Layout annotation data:
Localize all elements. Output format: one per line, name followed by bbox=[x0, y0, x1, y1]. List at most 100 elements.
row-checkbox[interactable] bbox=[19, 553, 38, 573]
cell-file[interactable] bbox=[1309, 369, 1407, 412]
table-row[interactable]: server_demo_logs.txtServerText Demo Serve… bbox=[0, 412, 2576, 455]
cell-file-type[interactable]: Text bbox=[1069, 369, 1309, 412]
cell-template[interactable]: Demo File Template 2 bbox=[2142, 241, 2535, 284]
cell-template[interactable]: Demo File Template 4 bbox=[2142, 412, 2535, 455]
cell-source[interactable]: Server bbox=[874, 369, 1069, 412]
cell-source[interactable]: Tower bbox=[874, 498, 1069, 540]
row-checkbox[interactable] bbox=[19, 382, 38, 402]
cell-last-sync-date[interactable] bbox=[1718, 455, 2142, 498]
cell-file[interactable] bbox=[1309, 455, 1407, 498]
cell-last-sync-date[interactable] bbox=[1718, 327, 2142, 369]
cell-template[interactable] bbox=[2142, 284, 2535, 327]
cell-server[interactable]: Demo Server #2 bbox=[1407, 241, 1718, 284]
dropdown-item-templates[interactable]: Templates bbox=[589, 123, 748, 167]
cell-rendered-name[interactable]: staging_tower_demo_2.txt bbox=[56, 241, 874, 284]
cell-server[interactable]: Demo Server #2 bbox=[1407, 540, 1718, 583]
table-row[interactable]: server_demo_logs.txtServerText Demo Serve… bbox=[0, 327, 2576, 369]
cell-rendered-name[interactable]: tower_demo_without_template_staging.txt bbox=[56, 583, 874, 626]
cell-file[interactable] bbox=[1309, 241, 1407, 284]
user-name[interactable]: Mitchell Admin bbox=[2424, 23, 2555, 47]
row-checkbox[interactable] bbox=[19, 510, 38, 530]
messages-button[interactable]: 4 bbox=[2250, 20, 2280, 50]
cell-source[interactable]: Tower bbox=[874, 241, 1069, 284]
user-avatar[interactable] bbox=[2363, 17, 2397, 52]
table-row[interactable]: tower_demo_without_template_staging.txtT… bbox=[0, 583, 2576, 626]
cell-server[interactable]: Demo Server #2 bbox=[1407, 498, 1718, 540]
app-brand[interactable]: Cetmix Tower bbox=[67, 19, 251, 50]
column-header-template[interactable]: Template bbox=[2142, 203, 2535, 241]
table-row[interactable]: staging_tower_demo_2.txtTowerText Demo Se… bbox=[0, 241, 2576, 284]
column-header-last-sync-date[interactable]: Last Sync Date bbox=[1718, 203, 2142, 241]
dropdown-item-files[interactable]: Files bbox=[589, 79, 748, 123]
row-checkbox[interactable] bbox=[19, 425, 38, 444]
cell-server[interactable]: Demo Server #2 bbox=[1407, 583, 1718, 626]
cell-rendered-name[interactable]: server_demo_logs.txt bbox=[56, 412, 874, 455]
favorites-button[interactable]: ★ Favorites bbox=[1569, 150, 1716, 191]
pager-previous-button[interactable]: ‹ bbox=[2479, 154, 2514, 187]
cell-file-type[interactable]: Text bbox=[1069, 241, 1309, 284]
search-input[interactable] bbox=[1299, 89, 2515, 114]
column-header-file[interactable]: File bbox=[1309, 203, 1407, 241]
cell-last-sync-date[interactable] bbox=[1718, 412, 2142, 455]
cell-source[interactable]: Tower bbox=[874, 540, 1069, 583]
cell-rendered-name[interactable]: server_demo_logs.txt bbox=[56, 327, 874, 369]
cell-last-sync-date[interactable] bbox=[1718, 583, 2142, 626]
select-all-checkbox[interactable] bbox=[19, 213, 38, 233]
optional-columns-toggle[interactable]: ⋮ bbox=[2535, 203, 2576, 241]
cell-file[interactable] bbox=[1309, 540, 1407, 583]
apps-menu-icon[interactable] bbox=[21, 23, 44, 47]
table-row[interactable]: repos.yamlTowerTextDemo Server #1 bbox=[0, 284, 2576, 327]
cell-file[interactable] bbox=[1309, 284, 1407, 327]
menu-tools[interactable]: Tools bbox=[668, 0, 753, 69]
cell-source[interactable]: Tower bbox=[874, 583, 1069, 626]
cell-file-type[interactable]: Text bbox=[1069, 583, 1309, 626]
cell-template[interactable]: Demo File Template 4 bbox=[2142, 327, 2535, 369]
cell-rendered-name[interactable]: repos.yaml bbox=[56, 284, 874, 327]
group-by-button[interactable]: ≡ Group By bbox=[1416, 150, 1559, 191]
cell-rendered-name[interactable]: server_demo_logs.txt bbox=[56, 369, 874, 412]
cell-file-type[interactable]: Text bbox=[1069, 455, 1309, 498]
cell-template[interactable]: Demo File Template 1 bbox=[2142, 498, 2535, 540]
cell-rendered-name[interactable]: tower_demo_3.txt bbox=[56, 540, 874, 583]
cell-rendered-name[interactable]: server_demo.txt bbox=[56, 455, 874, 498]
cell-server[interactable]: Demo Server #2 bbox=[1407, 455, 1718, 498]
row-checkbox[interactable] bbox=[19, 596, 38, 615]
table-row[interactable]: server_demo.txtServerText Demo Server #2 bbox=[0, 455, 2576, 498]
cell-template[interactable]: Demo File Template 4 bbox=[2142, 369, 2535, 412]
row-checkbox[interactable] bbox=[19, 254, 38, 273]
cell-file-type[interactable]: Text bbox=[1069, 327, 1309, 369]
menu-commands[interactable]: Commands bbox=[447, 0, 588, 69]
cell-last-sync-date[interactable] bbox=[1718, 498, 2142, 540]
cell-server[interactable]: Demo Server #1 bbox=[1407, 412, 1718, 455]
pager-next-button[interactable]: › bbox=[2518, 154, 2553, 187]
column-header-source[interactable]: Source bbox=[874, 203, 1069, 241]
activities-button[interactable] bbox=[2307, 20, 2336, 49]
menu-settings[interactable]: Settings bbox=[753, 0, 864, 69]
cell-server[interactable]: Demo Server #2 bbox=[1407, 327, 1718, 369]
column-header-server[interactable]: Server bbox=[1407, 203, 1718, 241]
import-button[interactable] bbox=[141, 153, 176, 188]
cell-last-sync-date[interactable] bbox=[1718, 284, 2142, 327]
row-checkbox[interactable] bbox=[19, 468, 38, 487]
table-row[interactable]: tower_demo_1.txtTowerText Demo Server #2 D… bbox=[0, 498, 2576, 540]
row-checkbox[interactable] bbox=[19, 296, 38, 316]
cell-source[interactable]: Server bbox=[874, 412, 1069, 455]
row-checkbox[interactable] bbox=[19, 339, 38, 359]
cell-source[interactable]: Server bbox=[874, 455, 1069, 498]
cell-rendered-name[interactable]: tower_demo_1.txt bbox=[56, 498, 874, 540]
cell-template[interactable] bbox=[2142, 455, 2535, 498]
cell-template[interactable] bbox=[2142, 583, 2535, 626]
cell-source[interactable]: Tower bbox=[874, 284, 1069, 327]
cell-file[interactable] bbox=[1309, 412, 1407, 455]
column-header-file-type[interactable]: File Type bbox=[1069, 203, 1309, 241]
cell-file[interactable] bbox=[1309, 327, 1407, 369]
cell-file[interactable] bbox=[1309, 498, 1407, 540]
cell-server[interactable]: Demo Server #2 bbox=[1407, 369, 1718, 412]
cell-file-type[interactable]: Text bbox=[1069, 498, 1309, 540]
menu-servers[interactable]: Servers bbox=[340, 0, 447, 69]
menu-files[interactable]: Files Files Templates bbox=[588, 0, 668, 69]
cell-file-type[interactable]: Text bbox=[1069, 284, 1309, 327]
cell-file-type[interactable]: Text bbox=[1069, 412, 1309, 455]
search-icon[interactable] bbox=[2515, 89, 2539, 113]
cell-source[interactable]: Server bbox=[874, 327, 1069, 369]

• REQUEST: Give every line of the data above as a numbered list, leaving out any blank lines.

• EXERCISE ANSWER:
1. Localize all elements. Output format: one per line, name followed by bbox=[x0, y0, x1, y1]. List at most 100 elements.
2. row-checkbox[interactable] bbox=[19, 553, 38, 573]
3. cell-file[interactable] bbox=[1309, 369, 1407, 412]
4. table-row[interactable]: server_demo_logs.txtServerText Demo Serve… bbox=[0, 412, 2576, 455]
5. cell-file-type[interactable]: Text bbox=[1069, 369, 1309, 412]
6. cell-template[interactable]: Demo File Template 2 bbox=[2142, 241, 2535, 284]
7. cell-template[interactable]: Demo File Template 4 bbox=[2142, 412, 2535, 455]
8. cell-source[interactable]: Server bbox=[874, 369, 1069, 412]
9. cell-source[interactable]: Tower bbox=[874, 498, 1069, 540]
10. row-checkbox[interactable] bbox=[19, 382, 38, 402]
11. cell-last-sync-date[interactable] bbox=[1718, 455, 2142, 498]
12. cell-file[interactable] bbox=[1309, 455, 1407, 498]
13. cell-last-sync-date[interactable] bbox=[1718, 327, 2142, 369]
14. cell-template[interactable] bbox=[2142, 284, 2535, 327]
15. cell-server[interactable]: Demo Server #2 bbox=[1407, 241, 1718, 284]
16. dropdown-item-templates[interactable]: Templates bbox=[589, 123, 748, 167]
17. cell-rendered-name[interactable]: staging_tower_demo_2.txt bbox=[56, 241, 874, 284]
18. cell-server[interactable]: Demo Server #2 bbox=[1407, 540, 1718, 583]
19. table-row[interactable]: server_demo_logs.txtServerText Demo Serve… bbox=[0, 327, 2576, 369]
20. cell-rendered-name[interactable]: tower_demo_without_template_staging.txt bbox=[56, 583, 874, 626]
21. cell-file[interactable] bbox=[1309, 241, 1407, 284]
22. user-name[interactable]: Mitchell Admin bbox=[2424, 23, 2555, 47]
23. row-checkbox[interactable] bbox=[19, 510, 38, 530]
24. messages-button[interactable]: 4 bbox=[2250, 20, 2280, 50]
25. cell-source[interactable]: Tower bbox=[874, 241, 1069, 284]
26. user-avatar[interactable] bbox=[2363, 17, 2397, 52]
27. table-row[interactable]: tower_demo_without_template_staging.txtT… bbox=[0, 583, 2576, 626]
28. cell-server[interactable]: Demo Server #2 bbox=[1407, 498, 1718, 540]
29. app-brand[interactable]: Cetmix Tower bbox=[67, 19, 251, 50]
30. column-header-template[interactable]: Template bbox=[2142, 203, 2535, 241]
31. table-row[interactable]: staging_tower_demo_2.txtTowerText Demo Se… bbox=[0, 241, 2576, 284]
32. column-header-last-sync-date[interactable]: Last Sync Date bbox=[1718, 203, 2142, 241]
33. dropdown-item-files[interactable]: Files bbox=[589, 79, 748, 123]
34. row-checkbox[interactable] bbox=[19, 425, 38, 444]
35. cell-server[interactable]: Demo Server #2 bbox=[1407, 583, 1718, 626]
36. cell-rendered-name[interactable]: server_demo_logs.txt bbox=[56, 412, 874, 455]
37. favorites-button[interactable]: ★ Favorites bbox=[1569, 150, 1716, 191]
38. pager-previous-button[interactable]: ‹ bbox=[2479, 154, 2514, 187]
39. cell-file-type[interactable]: Text bbox=[1069, 241, 1309, 284]
40. search-input[interactable] bbox=[1299, 89, 2515, 114]
41. column-header-file[interactable]: File bbox=[1309, 203, 1407, 241]
42. cell-last-sync-date[interactable] bbox=[1718, 412, 2142, 455]
43. cell-source[interactable]: Tower bbox=[874, 540, 1069, 583]
44. cell-rendered-name[interactable]: server_demo_logs.txt bbox=[56, 327, 874, 369]
45. cell-last-sync-date[interactable] bbox=[1718, 583, 2142, 626]
46. select-all-checkbox[interactable] bbox=[19, 213, 38, 233]
47. optional-columns-toggle[interactable]: ⋮ bbox=[2535, 203, 2576, 241]
48. cell-file[interactable] bbox=[1309, 540, 1407, 583]
49. apps-menu-icon[interactable] bbox=[21, 23, 44, 47]
50. table-row[interactable]: repos.yamlTowerTextDemo Server #1 bbox=[0, 284, 2576, 327]
51. cell-file[interactable] bbox=[1309, 284, 1407, 327]
52. menu-tools[interactable]: Tools bbox=[668, 0, 753, 69]
53. cell-source[interactable]: Tower bbox=[874, 583, 1069, 626]
54. cell-file-type[interactable]: Text bbox=[1069, 583, 1309, 626]
55. cell-template[interactable]: Demo File Template 4 bbox=[2142, 327, 2535, 369]
56. cell-rendered-name[interactable]: repos.yaml bbox=[56, 284, 874, 327]
57. group-by-button[interactable]: ≡ Group By bbox=[1416, 150, 1559, 191]
58. cell-rendered-name[interactable]: server_demo_logs.txt bbox=[56, 369, 874, 412]
59. cell-file-type[interactable]: Text bbox=[1069, 455, 1309, 498]
60. cell-template[interactable]: Demo File Template 1 bbox=[2142, 498, 2535, 540]
61. cell-rendered-name[interactable]: tower_demo_3.txt bbox=[56, 540, 874, 583]
62. cell-rendered-name[interactable]: server_demo.txt bbox=[56, 455, 874, 498]
63. cell-server[interactable]: Demo Server #2 bbox=[1407, 455, 1718, 498]
64. row-checkbox[interactable] bbox=[19, 596, 38, 615]
65. table-row[interactable]: server_demo.txtServerText Demo Server #2 bbox=[0, 455, 2576, 498]
66. cell-template[interactable]: Demo File Template 4 bbox=[2142, 369, 2535, 412]
67. row-checkbox[interactable] bbox=[19, 254, 38, 273]
68. cell-file-type[interactable]: Text bbox=[1069, 327, 1309, 369]
69. menu-commands[interactable]: Commands bbox=[447, 0, 588, 69]
70. cell-last-sync-date[interactable] bbox=[1718, 498, 2142, 540]
71. cell-server[interactable]: Demo Server #1 bbox=[1407, 412, 1718, 455]
72. pager-next-button[interactable]: › bbox=[2518, 154, 2553, 187]
73. column-header-source[interactable]: Source bbox=[874, 203, 1069, 241]
74. activities-button[interactable] bbox=[2307, 20, 2336, 49]
75. menu-settings[interactable]: Settings bbox=[753, 0, 864, 69]
76. cell-server[interactable]: Demo Server #2 bbox=[1407, 327, 1718, 369]
77. column-header-server[interactable]: Server bbox=[1407, 203, 1718, 241]
78. import-button[interactable] bbox=[141, 153, 176, 188]
79. cell-last-sync-date[interactable] bbox=[1718, 284, 2142, 327]
80. row-checkbox[interactable] bbox=[19, 468, 38, 487]
81. table-row[interactable]: tower_demo_1.txtTowerText Demo Server #2 D… bbox=[0, 498, 2576, 540]
82. row-checkbox[interactable] bbox=[19, 296, 38, 316]
83. cell-source[interactable]: Server bbox=[874, 412, 1069, 455]
84. row-checkbox[interactable] bbox=[19, 339, 38, 359]
85. cell-source[interactable]: Server bbox=[874, 455, 1069, 498]
86. cell-rendered-name[interactable]: tower_demo_1.txt bbox=[56, 498, 874, 540]
87. cell-template[interactable] bbox=[2142, 455, 2535, 498]
88. cell-template[interactable] bbox=[2142, 583, 2535, 626]
89. cell-source[interactable]: Tower bbox=[874, 284, 1069, 327]
90. cell-file[interactable] bbox=[1309, 412, 1407, 455]
91. column-header-file-type[interactable]: File Type bbox=[1069, 203, 1309, 241]
92. cell-file[interactable] bbox=[1309, 327, 1407, 369]
93. cell-file[interactable] bbox=[1309, 498, 1407, 540]
94. cell-server[interactable]: Demo Server #2 bbox=[1407, 369, 1718, 412]
95. cell-file-type[interactable]: Text bbox=[1069, 498, 1309, 540]
96. menu-servers[interactable]: Servers bbox=[340, 0, 447, 69]
97. menu-files[interactable]: Files Files Templates bbox=[588, 0, 668, 69]
98. cell-file-type[interactable]: Text bbox=[1069, 284, 1309, 327]
99. cell-file-type[interactable]: Text bbox=[1069, 412, 1309, 455]
100. search-icon[interactable] bbox=[2515, 89, 2539, 113]
101. cell-source[interactable]: Server bbox=[874, 327, 1069, 369]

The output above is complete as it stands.